═════ 本文
一口馬主やPOGにおいて『高齢出産の母馬の産駒は走らない』という言葉を見た事があるのではないだろうか。
そこで、2008年生産~2017年産の一口馬主クラブ所属馬計6,997頭の産駒を集計し、
この格言が本当なのかを調べてみた。
なぜ2008年生産以降なのかというと「ディープインパクト産駒登場が2008年生産」だからだ。
サンデーサイレンス産駒の登場とディープインパクト産駒の登場は生産界に大きな功績を残したと思っている。
通常の募集馬の成績
まず、通常の一口馬主クラブの募集馬の成績は、
・総募集頭数 6,997頭
・勝ち上がり頭数 2,966頭(42.4%)
・2勝以上 1,688頭(24.1%)
・3勝以上 1,016頭(14.5%)
・4勝以上 547頭(7.8%)
・重賞馬 212頭(3.0%)
・GⅠ馬 57頭(0.8%)
高齢出産馬の成績(20歳以上)
次に一口馬主クラブの募集馬のなかで20歳以降出産の成績は、
・総募集頭数 170頭
・勝ち上がり頭数 39頭(22.9%)▲19.5
・2勝以上 20頭(11.8%)▲12.3
・3勝以上 11頭(6.5%)▲8.0
・4勝以上 3頭(1.8%)▲6.0
・重賞馬 1頭(0.6%)▲2.4
・GⅠ馬 1頭(0.6%)▲0.2
軒並み数字を下げる結果となってしまった。
しかしダービー馬キズナは母20歳時の産駒。必ず何かあるはずだ。
母高齢出産は馬体重に注目せよ
私は『馬体の大きさと飼食いの心配の有無』が無ければそこまで気にしなくても良いと思っている。
母体に対する医療的、専門的なコメントは控えておくが、高齢出産のリスクの一つが、
・馬体が大きくなりにくい
である。
母馬のお腹の中にいる時の栄養の吸収率の説や、飼食いが悪い説、放牧地を母仔で一緒に駆け回る頻度が少なかったり色々な説があるが、自分自身が納得できる確実な説は見つけられなかった。
しかし、勝ち上がりを果たしていたり、出走回数が稼げている馬の多くは
兄姉と比べても遜色のない馬体で競馬場で走れている。
勝ち上がりを果たした馬の多くにこの傾向を見て取る事が出来る。
そもそも高齢出産できるほど、毎年産駒を輩出しているという事は、
牧場が「期待している」であったり「この血は走る」といった理由が必ずあるから
高い種付け料金を払い、母仔共の飼葉代を払い維持しているのである。
高齢出産馬の産駒に出資する場合、「高齢出産だからNG」ではなく、
実際に走る馬の馬体や動きを見てから出資してみてはどうだろうか。
※本記事内の数値は2020年5月5日現在の数字です。
※本記事内の内容は必ず成功する、や、大丈夫だ、といった保証はしておりません。数字の検証を行っています。
══════════
═════ 抽出された行
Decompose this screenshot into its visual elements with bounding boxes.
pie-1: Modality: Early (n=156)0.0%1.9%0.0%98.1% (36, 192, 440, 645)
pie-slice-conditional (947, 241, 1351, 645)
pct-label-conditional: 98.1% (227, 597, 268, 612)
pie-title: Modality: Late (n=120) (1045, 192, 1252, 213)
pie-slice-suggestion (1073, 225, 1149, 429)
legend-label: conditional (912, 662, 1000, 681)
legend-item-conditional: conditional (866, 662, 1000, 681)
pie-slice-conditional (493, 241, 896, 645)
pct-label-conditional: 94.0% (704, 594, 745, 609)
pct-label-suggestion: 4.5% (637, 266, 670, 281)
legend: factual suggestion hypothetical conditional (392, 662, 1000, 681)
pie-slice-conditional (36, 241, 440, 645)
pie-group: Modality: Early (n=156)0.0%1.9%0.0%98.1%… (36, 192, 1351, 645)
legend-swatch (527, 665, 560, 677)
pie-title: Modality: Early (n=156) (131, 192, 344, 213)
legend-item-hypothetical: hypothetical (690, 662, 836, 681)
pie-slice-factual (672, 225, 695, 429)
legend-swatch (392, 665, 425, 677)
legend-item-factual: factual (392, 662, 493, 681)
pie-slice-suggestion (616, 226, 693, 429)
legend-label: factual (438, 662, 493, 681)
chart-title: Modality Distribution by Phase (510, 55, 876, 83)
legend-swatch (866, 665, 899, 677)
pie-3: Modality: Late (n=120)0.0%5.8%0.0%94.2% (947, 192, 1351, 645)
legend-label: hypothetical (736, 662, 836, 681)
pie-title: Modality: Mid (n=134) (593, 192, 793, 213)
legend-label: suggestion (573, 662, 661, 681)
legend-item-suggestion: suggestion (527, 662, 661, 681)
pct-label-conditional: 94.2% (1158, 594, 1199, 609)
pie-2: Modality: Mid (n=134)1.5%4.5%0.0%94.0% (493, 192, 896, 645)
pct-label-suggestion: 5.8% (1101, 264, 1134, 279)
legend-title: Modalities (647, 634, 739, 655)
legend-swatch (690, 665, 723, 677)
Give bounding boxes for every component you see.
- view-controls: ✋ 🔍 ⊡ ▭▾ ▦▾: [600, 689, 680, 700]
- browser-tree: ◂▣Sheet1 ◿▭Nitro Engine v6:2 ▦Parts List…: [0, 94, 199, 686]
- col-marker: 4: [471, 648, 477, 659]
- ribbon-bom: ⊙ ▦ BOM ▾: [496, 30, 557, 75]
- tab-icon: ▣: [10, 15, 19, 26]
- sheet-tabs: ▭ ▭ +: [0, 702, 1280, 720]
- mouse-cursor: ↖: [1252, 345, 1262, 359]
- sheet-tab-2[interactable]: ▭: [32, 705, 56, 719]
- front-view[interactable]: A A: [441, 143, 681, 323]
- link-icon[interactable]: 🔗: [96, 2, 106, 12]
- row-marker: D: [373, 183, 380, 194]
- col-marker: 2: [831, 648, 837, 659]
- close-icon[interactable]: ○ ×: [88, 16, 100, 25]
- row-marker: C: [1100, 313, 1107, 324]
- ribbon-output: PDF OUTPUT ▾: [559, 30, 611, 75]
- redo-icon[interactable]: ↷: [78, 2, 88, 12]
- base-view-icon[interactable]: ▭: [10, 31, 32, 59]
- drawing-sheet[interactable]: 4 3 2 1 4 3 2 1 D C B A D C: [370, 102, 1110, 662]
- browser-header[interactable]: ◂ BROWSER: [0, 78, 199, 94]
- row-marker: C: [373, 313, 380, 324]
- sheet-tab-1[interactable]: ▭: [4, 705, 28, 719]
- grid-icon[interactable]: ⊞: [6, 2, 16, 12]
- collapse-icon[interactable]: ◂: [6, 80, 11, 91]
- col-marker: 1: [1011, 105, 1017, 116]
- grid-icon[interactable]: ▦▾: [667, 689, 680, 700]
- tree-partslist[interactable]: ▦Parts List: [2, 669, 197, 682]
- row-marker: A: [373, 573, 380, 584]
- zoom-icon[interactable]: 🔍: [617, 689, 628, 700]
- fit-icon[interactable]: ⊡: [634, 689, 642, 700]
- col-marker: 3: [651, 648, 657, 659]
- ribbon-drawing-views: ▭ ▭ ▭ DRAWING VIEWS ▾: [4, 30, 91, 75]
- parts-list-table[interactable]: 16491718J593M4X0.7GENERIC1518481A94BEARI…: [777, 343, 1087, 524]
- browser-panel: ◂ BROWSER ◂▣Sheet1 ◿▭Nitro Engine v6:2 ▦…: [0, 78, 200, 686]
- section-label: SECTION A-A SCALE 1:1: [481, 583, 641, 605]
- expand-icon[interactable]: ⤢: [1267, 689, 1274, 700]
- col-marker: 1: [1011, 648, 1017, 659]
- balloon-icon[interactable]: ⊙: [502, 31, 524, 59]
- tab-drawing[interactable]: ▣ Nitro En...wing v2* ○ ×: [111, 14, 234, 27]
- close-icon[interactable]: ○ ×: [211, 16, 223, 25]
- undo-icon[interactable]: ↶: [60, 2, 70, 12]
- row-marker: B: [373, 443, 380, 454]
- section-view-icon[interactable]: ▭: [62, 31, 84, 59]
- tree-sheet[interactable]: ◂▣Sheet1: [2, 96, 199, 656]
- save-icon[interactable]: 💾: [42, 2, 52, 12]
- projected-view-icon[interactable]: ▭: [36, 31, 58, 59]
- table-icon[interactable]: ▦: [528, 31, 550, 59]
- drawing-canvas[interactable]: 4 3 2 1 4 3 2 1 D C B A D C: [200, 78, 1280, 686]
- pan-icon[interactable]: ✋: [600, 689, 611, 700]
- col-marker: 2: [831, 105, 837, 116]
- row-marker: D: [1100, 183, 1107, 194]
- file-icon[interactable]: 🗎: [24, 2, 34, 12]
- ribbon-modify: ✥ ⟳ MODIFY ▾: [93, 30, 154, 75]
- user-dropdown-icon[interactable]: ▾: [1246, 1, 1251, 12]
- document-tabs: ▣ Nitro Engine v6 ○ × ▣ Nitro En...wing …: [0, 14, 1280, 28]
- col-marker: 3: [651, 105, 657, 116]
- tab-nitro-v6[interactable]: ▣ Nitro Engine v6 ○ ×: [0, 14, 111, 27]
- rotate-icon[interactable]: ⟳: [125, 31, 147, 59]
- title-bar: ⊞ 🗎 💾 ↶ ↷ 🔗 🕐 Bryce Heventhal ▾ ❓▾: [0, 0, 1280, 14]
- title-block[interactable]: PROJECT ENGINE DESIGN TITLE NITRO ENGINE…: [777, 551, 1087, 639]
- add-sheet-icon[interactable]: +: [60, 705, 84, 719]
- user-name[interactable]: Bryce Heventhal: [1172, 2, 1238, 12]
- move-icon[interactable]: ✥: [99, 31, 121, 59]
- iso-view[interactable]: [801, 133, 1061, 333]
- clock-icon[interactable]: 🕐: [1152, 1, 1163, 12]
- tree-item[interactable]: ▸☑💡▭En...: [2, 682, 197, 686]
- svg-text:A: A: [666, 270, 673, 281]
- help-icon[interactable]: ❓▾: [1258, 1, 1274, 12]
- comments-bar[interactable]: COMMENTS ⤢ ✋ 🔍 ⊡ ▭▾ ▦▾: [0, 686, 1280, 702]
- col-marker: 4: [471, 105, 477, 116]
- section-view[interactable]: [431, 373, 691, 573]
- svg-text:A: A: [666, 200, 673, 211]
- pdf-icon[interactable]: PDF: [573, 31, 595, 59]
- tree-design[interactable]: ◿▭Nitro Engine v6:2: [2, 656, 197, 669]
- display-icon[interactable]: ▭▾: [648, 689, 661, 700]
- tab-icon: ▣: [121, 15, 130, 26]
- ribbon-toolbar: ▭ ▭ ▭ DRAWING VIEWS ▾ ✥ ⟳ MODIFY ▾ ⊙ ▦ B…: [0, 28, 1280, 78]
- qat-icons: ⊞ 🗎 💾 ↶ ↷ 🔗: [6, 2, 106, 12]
══════════
練習問題:
(1) 本文によると、一口馬主クラブの募集馬のうち、20歳以上で出産した母馬の産駒の勝ち上がり率は何%ですか。
(2) 本文では、集計の対象を2008年生産以降の馬にしています。その理由を本文に沿って説明してください。
これらの行はここでの作業には使いません。

各問の解答:
(1) 22.9%(170頭中39頭)です。

(2) 2008年生産からディープインパクト産駒が登場したからです。ディープインパクト産駒の登場は生産界に大きな功績を残したと、本文は考えています。